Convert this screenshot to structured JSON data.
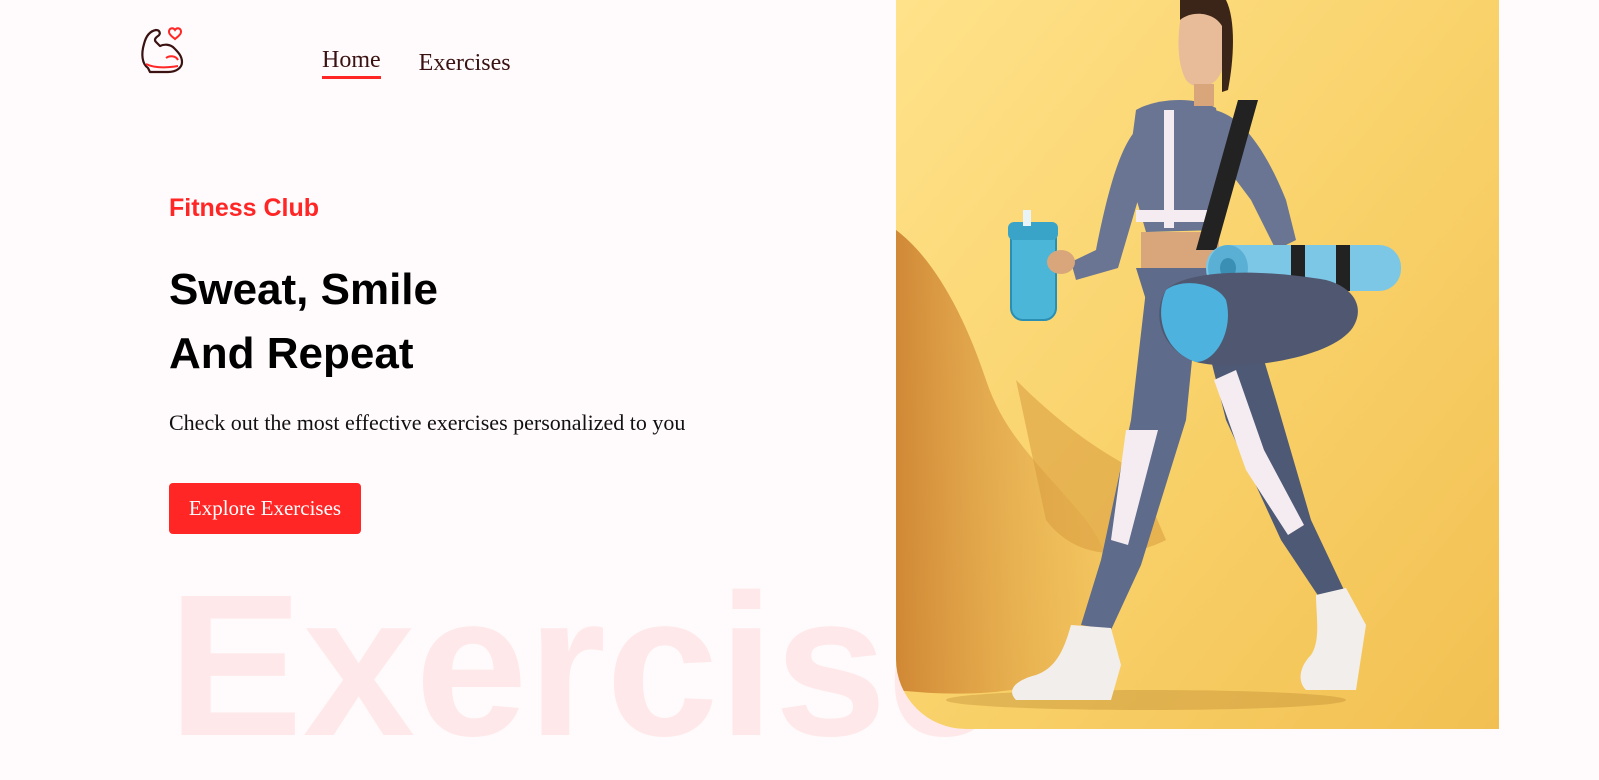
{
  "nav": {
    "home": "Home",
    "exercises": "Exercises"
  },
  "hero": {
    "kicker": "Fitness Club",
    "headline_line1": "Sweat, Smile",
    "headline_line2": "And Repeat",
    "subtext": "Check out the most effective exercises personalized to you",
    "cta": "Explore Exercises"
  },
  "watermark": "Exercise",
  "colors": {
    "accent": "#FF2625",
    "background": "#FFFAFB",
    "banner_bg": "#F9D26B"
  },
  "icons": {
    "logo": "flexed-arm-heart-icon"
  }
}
++++++++++
### What you will do
Go through the listing above and write it out again exactly, dropping the pictures.

### Final result
Convert this screenshot to structured JSON data.
{
  "nav": {
    "home": "Home",
    "exercises": "Exercises"
  },
  "hero": {
    "kicker": "Fitness Club",
    "headline_line1": "Sweat, Smile",
    "headline_line2": "And Repeat",
    "subtext": "Check out the most effective exercises personalized to you",
    "cta": "Explore Exercises"
  },
  "watermark": "Exercise",
  "colors": {
    "accent": "#FF2625",
    "background": "#FFFAFB",
    "banner_bg": "#F9D26B"
  },
  "icons": {
    "logo": "flexed-arm-heart-icon"
  }
}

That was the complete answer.